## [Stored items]

________

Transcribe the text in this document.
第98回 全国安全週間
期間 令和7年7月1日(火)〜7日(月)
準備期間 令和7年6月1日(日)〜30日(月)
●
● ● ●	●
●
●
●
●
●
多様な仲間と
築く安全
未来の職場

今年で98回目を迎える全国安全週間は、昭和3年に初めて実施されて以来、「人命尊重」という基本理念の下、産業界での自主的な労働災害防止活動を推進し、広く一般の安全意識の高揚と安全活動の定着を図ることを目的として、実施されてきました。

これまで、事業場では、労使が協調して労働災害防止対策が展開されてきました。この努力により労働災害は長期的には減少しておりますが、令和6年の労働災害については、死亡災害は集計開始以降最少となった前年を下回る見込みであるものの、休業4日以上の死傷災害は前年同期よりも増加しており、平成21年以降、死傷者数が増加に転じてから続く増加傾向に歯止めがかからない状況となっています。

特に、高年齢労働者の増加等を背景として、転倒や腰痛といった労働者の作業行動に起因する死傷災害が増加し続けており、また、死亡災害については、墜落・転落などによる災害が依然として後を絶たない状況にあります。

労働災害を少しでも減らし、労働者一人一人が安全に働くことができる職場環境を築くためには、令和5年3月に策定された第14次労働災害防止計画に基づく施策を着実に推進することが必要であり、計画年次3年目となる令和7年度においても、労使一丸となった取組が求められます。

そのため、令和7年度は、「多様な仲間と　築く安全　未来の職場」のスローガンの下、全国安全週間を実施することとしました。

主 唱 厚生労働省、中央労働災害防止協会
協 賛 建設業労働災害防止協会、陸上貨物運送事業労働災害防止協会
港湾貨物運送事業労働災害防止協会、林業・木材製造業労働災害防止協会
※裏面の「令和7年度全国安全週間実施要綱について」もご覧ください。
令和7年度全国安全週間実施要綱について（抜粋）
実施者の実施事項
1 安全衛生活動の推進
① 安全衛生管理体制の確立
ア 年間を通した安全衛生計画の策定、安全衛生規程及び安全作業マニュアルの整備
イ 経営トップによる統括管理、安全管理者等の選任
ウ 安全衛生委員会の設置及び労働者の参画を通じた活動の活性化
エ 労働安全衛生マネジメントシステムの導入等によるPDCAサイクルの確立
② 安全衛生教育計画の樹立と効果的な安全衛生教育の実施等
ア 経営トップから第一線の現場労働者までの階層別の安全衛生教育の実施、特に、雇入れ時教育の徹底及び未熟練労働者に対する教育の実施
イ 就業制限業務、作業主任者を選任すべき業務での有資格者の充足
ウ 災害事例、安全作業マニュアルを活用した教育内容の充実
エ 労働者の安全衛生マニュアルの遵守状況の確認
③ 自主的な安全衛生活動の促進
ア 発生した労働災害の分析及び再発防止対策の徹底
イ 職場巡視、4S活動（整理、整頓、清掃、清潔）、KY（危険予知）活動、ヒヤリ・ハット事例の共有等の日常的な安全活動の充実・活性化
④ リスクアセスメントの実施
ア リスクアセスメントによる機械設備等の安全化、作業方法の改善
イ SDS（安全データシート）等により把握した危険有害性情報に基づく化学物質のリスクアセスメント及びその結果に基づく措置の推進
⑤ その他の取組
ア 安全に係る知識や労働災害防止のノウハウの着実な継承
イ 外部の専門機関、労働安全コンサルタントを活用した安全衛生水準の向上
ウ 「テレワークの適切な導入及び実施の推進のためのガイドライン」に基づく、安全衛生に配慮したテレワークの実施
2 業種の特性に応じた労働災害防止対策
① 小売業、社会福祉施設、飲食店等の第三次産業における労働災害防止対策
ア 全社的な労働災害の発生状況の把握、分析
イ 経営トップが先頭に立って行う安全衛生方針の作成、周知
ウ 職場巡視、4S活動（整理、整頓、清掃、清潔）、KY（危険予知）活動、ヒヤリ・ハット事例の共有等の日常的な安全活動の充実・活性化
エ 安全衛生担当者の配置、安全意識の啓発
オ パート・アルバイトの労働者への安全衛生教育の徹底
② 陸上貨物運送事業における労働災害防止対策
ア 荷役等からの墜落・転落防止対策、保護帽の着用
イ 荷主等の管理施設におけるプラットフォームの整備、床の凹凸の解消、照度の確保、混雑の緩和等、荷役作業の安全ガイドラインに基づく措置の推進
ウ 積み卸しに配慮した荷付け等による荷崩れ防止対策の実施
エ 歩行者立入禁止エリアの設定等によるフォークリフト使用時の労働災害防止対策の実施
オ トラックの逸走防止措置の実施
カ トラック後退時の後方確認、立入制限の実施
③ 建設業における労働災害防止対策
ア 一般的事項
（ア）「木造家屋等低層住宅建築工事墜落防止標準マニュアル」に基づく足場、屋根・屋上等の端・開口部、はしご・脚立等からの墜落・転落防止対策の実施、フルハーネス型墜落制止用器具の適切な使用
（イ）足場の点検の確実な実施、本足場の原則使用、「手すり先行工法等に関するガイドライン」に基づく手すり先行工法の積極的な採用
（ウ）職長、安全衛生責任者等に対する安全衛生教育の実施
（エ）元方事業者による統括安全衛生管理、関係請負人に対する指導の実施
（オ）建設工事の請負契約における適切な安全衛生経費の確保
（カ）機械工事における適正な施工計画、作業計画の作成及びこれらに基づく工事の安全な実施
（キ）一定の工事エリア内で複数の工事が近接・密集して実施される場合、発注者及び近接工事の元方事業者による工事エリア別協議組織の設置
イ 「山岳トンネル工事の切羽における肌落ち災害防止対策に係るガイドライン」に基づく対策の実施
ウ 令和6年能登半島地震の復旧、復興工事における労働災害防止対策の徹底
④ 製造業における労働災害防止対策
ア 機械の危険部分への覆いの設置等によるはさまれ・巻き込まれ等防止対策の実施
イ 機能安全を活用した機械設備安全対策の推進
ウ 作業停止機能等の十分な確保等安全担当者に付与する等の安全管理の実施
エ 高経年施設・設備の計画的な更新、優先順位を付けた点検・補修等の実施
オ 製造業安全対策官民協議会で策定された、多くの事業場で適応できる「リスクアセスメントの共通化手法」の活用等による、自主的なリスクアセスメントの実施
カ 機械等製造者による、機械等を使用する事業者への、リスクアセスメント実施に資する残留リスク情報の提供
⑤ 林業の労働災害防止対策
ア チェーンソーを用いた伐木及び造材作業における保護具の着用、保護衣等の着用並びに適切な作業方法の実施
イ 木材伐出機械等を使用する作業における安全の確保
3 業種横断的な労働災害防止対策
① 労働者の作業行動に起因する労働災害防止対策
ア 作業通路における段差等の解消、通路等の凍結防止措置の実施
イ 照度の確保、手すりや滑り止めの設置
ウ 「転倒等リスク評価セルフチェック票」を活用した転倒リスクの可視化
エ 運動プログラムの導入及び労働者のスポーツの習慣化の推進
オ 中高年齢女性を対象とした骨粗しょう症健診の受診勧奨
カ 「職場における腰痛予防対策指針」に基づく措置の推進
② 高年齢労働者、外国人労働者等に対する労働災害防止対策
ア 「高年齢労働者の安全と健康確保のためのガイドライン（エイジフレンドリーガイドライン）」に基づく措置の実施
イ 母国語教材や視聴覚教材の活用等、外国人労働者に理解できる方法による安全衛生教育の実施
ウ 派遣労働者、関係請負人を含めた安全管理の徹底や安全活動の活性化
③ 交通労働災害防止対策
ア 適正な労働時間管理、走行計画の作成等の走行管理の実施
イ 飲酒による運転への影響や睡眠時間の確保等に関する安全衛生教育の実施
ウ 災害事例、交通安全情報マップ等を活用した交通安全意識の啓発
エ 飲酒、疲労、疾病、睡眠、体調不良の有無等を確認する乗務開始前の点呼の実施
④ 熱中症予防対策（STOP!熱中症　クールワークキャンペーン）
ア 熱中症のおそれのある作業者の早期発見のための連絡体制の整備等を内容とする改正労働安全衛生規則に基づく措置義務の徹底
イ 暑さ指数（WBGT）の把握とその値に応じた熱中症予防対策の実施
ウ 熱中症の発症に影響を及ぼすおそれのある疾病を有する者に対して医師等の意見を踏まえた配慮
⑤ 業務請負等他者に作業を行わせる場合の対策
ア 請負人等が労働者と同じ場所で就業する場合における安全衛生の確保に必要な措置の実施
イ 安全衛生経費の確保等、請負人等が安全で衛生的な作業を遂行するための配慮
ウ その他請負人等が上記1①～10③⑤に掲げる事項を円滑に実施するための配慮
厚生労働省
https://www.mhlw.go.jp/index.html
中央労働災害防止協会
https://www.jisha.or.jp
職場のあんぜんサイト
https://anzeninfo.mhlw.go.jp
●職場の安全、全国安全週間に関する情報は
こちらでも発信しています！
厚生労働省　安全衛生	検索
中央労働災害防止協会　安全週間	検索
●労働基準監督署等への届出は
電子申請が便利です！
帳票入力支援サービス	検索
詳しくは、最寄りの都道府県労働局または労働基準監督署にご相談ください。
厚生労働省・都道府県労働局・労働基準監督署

________

Reproduce each line of the material containing the word "https".

https://www.mhlw.go.jp/index.html
https://www.jisha.or.jp
https://anzeninfo.mhlw.go.jp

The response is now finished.